_Exercise directions_: Print all of the data exactly as written.

_Dataset rows_:
>>

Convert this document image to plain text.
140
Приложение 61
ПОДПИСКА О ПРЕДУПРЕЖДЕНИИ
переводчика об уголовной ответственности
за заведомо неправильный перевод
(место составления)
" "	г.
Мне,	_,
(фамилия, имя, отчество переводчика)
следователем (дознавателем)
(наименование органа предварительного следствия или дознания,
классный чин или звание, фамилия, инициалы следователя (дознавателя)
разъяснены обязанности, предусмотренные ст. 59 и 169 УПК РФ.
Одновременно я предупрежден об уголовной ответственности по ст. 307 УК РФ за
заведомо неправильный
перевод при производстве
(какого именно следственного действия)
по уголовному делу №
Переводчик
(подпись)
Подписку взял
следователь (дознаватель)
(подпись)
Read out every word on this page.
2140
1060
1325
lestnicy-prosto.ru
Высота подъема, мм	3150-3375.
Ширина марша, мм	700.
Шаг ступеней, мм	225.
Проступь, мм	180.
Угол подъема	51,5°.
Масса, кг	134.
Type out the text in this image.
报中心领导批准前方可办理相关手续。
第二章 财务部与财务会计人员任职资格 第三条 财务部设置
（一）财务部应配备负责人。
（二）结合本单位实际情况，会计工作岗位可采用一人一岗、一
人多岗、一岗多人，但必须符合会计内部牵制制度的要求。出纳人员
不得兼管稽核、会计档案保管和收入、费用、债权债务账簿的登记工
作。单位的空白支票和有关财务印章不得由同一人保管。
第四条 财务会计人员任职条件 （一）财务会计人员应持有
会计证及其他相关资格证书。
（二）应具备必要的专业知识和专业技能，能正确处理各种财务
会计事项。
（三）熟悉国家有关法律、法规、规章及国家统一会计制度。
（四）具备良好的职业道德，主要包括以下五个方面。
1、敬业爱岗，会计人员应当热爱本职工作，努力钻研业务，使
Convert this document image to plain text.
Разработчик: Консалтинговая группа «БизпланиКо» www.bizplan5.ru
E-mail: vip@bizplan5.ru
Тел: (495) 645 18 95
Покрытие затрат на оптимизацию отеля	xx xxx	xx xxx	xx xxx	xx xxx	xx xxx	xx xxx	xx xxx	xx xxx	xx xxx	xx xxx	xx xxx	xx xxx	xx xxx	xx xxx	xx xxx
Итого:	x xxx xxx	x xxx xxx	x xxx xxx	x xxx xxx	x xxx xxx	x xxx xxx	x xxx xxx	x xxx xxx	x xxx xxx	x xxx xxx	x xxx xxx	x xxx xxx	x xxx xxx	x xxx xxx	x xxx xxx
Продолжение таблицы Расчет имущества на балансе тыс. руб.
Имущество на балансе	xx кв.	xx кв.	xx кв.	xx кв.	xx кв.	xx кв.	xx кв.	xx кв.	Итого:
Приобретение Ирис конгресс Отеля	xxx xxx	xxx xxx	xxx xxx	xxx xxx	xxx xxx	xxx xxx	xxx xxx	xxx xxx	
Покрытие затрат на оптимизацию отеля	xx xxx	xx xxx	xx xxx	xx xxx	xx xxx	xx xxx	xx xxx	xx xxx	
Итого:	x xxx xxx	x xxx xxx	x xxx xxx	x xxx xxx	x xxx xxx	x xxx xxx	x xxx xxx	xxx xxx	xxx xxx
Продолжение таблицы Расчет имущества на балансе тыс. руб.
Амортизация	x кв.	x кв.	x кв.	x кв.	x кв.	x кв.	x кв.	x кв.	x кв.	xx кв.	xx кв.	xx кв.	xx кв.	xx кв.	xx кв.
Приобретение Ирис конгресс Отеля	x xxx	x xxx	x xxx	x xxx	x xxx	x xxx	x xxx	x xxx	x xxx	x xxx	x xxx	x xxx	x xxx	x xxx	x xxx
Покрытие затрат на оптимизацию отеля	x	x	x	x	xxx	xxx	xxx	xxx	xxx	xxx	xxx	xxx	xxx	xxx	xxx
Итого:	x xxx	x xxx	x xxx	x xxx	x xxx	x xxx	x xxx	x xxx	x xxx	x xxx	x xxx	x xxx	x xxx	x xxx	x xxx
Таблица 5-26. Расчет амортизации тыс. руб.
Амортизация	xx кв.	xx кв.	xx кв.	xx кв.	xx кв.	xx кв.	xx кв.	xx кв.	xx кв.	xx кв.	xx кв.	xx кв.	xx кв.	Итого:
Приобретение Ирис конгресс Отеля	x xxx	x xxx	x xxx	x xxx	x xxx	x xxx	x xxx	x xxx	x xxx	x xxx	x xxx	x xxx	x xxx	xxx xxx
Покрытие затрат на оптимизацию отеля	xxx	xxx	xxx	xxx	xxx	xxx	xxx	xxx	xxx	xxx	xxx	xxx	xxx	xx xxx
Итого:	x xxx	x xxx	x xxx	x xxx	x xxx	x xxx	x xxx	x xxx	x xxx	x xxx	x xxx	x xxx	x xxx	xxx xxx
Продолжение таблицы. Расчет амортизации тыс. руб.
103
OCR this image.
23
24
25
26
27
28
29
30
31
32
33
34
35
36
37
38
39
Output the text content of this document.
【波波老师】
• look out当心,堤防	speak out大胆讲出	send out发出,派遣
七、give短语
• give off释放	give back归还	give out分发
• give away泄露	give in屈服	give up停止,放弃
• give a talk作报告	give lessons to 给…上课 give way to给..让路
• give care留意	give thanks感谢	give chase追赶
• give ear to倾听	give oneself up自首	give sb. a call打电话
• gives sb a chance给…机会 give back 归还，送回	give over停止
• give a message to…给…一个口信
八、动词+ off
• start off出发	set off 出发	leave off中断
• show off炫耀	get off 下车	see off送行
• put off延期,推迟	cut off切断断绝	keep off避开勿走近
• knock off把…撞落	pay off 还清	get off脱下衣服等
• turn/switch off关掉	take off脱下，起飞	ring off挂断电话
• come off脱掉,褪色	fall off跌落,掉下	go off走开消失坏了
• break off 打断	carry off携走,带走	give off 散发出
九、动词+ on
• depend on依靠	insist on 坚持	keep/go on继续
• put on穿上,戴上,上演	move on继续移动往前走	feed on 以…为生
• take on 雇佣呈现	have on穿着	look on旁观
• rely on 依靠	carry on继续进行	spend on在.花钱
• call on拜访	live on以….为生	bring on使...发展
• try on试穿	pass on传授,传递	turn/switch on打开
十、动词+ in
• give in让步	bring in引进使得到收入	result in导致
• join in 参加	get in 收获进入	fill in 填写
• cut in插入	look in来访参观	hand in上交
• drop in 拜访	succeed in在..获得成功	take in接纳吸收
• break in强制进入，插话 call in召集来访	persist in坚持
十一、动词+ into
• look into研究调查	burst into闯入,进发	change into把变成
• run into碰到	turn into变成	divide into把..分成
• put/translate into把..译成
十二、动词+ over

<<

_Solved exercise_:
Convert this document image to plain text.
140
Приложение 61
ПОДПИСКА О ПРЕДУПРЕЖДЕНИИ
переводчика об уголовной ответственности
за заведомо неправильный перевод
(место составления)
" "	г.
Мне,	_,
(фамилия, имя, отчество переводчика)
следователем (дознавателем)
(наименование органа предварительного следствия или дознания,
классный чин или звание, фамилия, инициалы следователя (дознавателя)
разъяснены обязанности, предусмотренные ст. 59 и 169 УПК РФ.
Одновременно я предупрежден об уголовной ответственности по ст. 307 УК РФ за
заведомо неправильный
перевод при производстве
(какого именно следственного действия)
по уголовному делу №
Переводчик
(подпись)
Подписку взял
следователь (дознаватель)
(подпись)
Read out every word on this page.
2140
1060
1325
lestnicy-prosto.ru
Высота подъема, мм	3150-3375.
Ширина марша, мм	700.
Шаг ступеней, мм	225.
Проступь, мм	180.
Угол подъема	51,5°.
Масса, кг	134.
Type out the text in this image.
报中心领导批准前方可办理相关手续。
第二章 财务部与财务会计人员任职资格 第三条 财务部设置
（一）财务部应配备负责人。
（二）结合本单位实际情况，会计工作岗位可采用一人一岗、一
人多岗、一岗多人，但必须符合会计内部牵制制度的要求。出纳人员
不得兼管稽核、会计档案保管和收入、费用、债权债务账簿的登记工
作。单位的空白支票和有关财务印章不得由同一人保管。
第四条 财务会计人员任职条件 （一）财务会计人员应持有
会计证及其他相关资格证书。
（二）应具备必要的专业知识和专业技能，能正确处理各种财务
会计事项。
（三）熟悉国家有关法律、法规、规章及国家统一会计制度。
（四）具备良好的职业道德，主要包括以下五个方面。
1、敬业爱岗，会计人员应当热爱本职工作，努力钻研业务，使
Convert this document image to plain text.
Разработчик: Консалтинговая группа «БизпланиКо» www.bizplan5.ru
E-mail: vip@bizplan5.ru
Тел: (495) 645 18 95
Покрытие затрат на оптимизацию отеля	xx xxx	xx xxx	xx xxx	xx xxx	xx xxx	xx xxx	xx xxx	xx xxx	xx xxx	xx xxx	xx xxx	xx xxx	xx xxx	xx xxx	xx xxx
Итого:	x xxx xxx	x xxx xxx	x xxx xxx	x xxx xxx	x xxx xxx	x xxx xxx	x xxx xxx	x xxx xxx	x xxx xxx	x xxx xxx	x xxx xxx	x xxx xxx	x xxx xxx	x xxx xxx	x xxx xxx
Продолжение таблицы Расчет имущества на балансе тыс. руб.
Имущество на балансе	xx кв.	xx кв.	xx кв.	xx кв.	xx кв.	xx кв.	xx кв.	xx кв.	Итого:
Приобретение Ирис конгресс Отеля	xxx xxx	xxx xxx	xxx xxx	xxx xxx	xxx xxx	xxx xxx	xxx xxx	xxx xxx	
Покрытие затрат на оптимизацию отеля	xx xxx	xx xxx	xx xxx	xx xxx	xx xxx	xx xxx	xx xxx	xx xxx	
Итого:	x xxx xxx	x xxx xxx	x xxx xxx	x xxx xxx	x xxx xxx	x xxx xxx	x xxx xxx	xxx xxx	xxx xxx
Продолжение таблицы Расчет имущества на балансе тыс. руб.
Амортизация	x кв.	x кв.	x кв.	x кв.	x кв.	x кв.	x кв.	x кв.	x кв.	xx кв.	xx кв.	xx кв.	xx кв.	xx кв.	xx кв.
Приобретение Ирис конгресс Отеля	x xxx	x xxx	x xxx	x xxx	x xxx	x xxx	x xxx	x xxx	x xxx	x xxx	x xxx	x xxx	x xxx	x xxx	x xxx
Покрытие затрат на оптимизацию отеля	x	x	x	x	xxx	xxx	xxx	xxx	xxx	xxx	xxx	xxx	xxx	xxx	xxx
Итого:	x xxx	x xxx	x xxx	x xxx	x xxx	x xxx	x xxx	x xxx	x xxx	x xxx	x xxx	x xxx	x xxx	x xxx	x xxx
Таблица 5-26. Расчет амортизации тыс. руб.
Амортизация	xx кв.	xx кв.	xx кв.	xx кв.	xx кв.	xx кв.	xx кв.	xx кв.	xx кв.	xx кв.	xx кв.	xx кв.	xx кв.	Итого:
Приобретение Ирис конгресс Отеля	x xxx	x xxx	x xxx	x xxx	x xxx	x xxx	x xxx	x xxx	x xxx	x xxx	x xxx	x xxx	x xxx	xxx xxx
Покрытие затрат на оптимизацию отеля	xxx	xxx	xxx	xxx	xxx	xxx	xxx	xxx	xxx	xxx	xxx	xxx	xxx	xx xxx
Итого:	x xxx	x xxx	x xxx	x xxx	x xxx	x xxx	x xxx	x xxx	x xxx	x xxx	x xxx	x xxx	x xxx	xxx xxx
Продолжение таблицы. Расчет амортизации тыс. руб.
103
OCR this image.
23
24
25
26
27
28
29
30
31
32
33
34
35
36
37
38
39
Output the text content of this document.
【波波老师】
• look out当心,堤防	speak out大胆讲出	send out发出,派遣
七、give短语
• give off释放	give back归还	give out分发
• give away泄露	give in屈服	give up停止,放弃
• give a talk作报告	give lessons to 给…上课 give way to给..让路
• give care留意	give thanks感谢	give chase追赶
• give ear to倾听	give oneself up自首	give sb. a call打电话
• gives sb a chance给…机会 give back 归还，送回	give over停止
• give a message to…给…一个口信
八、动词+ off
• start off出发	set off 出发	leave off中断
• show off炫耀	get off 下车	see off送行
• put off延期,推迟	cut off切断断绝	keep off避开勿走近
• knock off把…撞落	pay off 还清	get off脱下衣服等
• turn/switch off关掉	take off脱下，起飞	ring off挂断电话
• come off脱掉,褪色	fall off跌落,掉下	go off走开消失坏了
• break off 打断	carry off携走,带走	give off 散发出
九、动词+ on
• depend on依靠	insist on 坚持	keep/go on继续
• put on穿上,戴上,上演	move on继续移动往前走	feed on 以…为生
• take on 雇佣呈现	have on穿着	look on旁观
• rely on 依靠	carry on继续进行	spend on在.花钱
• call on拜访	live on以….为生	bring on使...发展
• try on试穿	pass on传授,传递	turn/switch on打开
十、动词+ in
• give in让步	bring in引进使得到收入	result in导致
• join in 参加	get in 收获进入	fill in 填写
• cut in插入	look in来访参观	hand in上交
• drop in 拜访	succeed in在..获得成功	take in接纳吸收
• break in强制进入，插话 call in召集来访	persist in坚持
十一、动词+ into
• look into研究调查	burst into闯入,进发	change into把变成
• run into碰到	turn into变成	divide into把..分成
• put/translate into把..译成
十二、动词+ over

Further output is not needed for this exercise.